# EXCERPT TO READ:
--- begin ---
# Burton ratchet straps slipping?



## snowklinger (Aug 30, 2011)

if they are already really tight, why do you want them tighter?

there's nothing wrong with your bindings, you're doing it wrong (most likely).

Inspect the small springs on the rachets very carefully. If they seem intact and sitting in their proper places, the above statement is true. I have broken one of these springs on a fairly new pair of bindings, which does cause what you are describing. It can be hard to see.


----------



## johnnybyall (Feb 9, 2012)

no im not doing it wrong, im simply asking if people have had this problem when they try to tighten their straps really tight and if anyone has switched to another brand that seems to be an improvement in this area


----------



## rdot84 (Jan 28, 2009)

I'll probably get flamed for this but i actually dislike Burton's ratchets. Yeah they may be smooth but they always, always, always loosen up. I've owned a pair of cartels where the toe strap came completely loose by the end of a run and the ankle strap would loosen too. A friend of mine who owned missions. Same issue.

I have since moved on to Union bindings and find them better overall. Some have issues with the toe strap not fitting there boot correctly but i havent ran into this issue(try adjusting them). Ratchets arent as smooth on release but they stay tight and the response and board feel is leaps beyond Burtons bindings.


----------



## snowklinger (Aug 30, 2011)

johnnybyall said:


> no im not doing it wrong, im simply asking if people have had this problem when they try to tighten their straps really tight and if anyone has switched to another brand that seems to be an improvement in this area


I always hesitate to help a first time poster, probably should stick to my guns. Good Luck.


----------



## 604al (Mar 11, 2008)

All of my burton bindings do that if I crank them down extraordinarily tight... really a non-issue for me. 

Compared to K2, Ride and Rome, Burton's ratchets are the best i've tried.


----------



## glm (Aug 12, 2011)

I had this problem too, I even started a thread on it... then I took the advice the people on the forum gave me, that i dont need to tighten them that much, and now I am happy with the bindings I have


----------



## CheeseForSteeze (May 11, 2011)

johnnybyall said:


> no im not doing it wrong, im simply asking if people have had this problem when they try to tighten their straps really tight and if anyone has switched to another brand that seems to be an improvement in this area


You are doing it wrong if you are trying to crank down the ratchets more when they are already tight. This is my first year with Burton anything (12 Malavitas, admitted ex-hater) and I've found them to be just fine. If you tighten them down when they are already tight, the ratchet lifts, which is what allows them to tighten down on another tooth, and the lack of room for them to further crank means they will release slightly. My Flux bindings do this too if I just carelessly crank them. Once they are nearly tight, crank the ratchets to get one tooth at a time. All bindings work like this because all bindings have the same ratchet and ladder design in principle.

The only problem I've had all season was when I got the ladders caked with wet snow but that would inhibit any ratchet from catching the ladder teeth.


----------



## johnnybyall (Feb 9, 2012)

good explanation thanks (unlike that other dbag...)
--- end ---
# RECORDS SUPPLIED:
--- begin ---
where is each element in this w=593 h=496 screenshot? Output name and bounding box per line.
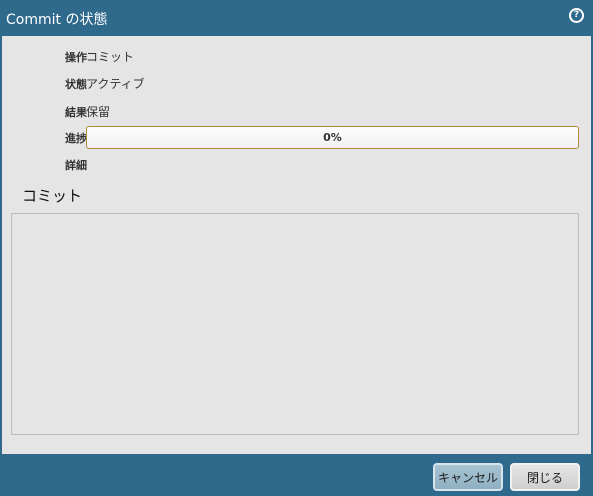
progress-label: 進捗 bbox=[65, 132, 87, 145]
commit-section-title: コミット bbox=[12, 186, 93, 212]
result-value: 保留 bbox=[86, 105, 111, 119]
progress-bar: 0% bbox=[86, 126, 579, 149]
result-row: 結果 保留 bbox=[2, 102, 591, 120]
operation-value: コミット bbox=[86, 50, 135, 64]
close-button[interactable]: 閉じる bbox=[510, 463, 580, 491]
state-row: 状態 アクティブ bbox=[2, 74, 591, 92]
cancel-button[interactable]: キャンセル bbox=[433, 463, 503, 491]
commit-log-panel bbox=[11, 213, 579, 435]
state-label: 状態 bbox=[65, 78, 87, 91]
result-label: 結果 bbox=[65, 106, 87, 119]
dialog-body: 操作 コミット 状態 アクティブ 結果 保留 進捗 0% 詳細 コミット bbox=[2, 36, 591, 454]
state-value: アクティブ bbox=[86, 77, 145, 91]
titlebar[interactable]: Commit の状態 ? bbox=[0, 0, 593, 36]
details-label: 詳細 bbox=[65, 159, 87, 172]
progress-text: 0% bbox=[323, 131, 342, 144]
operation-label: 操作 bbox=[65, 51, 87, 64]
dialog-title: Commit の状態 bbox=[6, 12, 108, 28]
details-row: 詳細 bbox=[2, 155, 591, 173]
dialog-footer: キャンセル 閉じる bbox=[0, 454, 593, 496]
help-icon[interactable]: ? bbox=[569, 8, 584, 23]
operation-row: 操作 コミット bbox=[2, 47, 591, 65]
commit-status-dialog: Commit の状態 ? 操作 コミット 状態 アクティブ 結果 保留 進捗 0… bbox=[0, 0, 593, 496]
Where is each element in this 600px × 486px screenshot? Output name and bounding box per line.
--- end ---
# PROBLEMS TO SOLVE:
**A.** In the ratchet strap thread, what reason is given for why cranking a ratchet on a strap that is already tight makes it loosen? Answer in one to three sentences.
**B.** Please copy the part of the ratchet strap thread starting at "## glm (Aug" and ending at "(May 11, 2011)".
**C.** Decide whether each statement agrees with the ratchet strap thread, answering yes or no and quoting the words that settle it:
(i) rdot84 switched to Union bindings.
(ii) 604al found K2 ratchets better than Burton's.
(iii) CheeseForSteeze's only problem of the season came from wet snow caked on the ladders.

# ANSWERS TO THE TASKS:
**A.** Cranking an already tight strap makes the ratchet lift, which is what lets it move onto another tooth. Because there is no room left for it to crank further, the strap releases slightly.

**B.**
## glm (Aug 12, 2011)

I had this problem too, I even started a thread on it... then I took the advice the people on the forum gave me, that i dont need to tighten them that much, and now I am happy with the bindings I have


----------



## CheeseForSteeze (May 11, 2011)

**C.**
(i) Yes: "I have since moved on to Union bindings"
(ii) No: "Compared to K2, Ride and Rome, Burton's ratchets are the best i've tried."
(iii) Yes: "The only problem I've had all season was when I got the ladders caked with wet snow"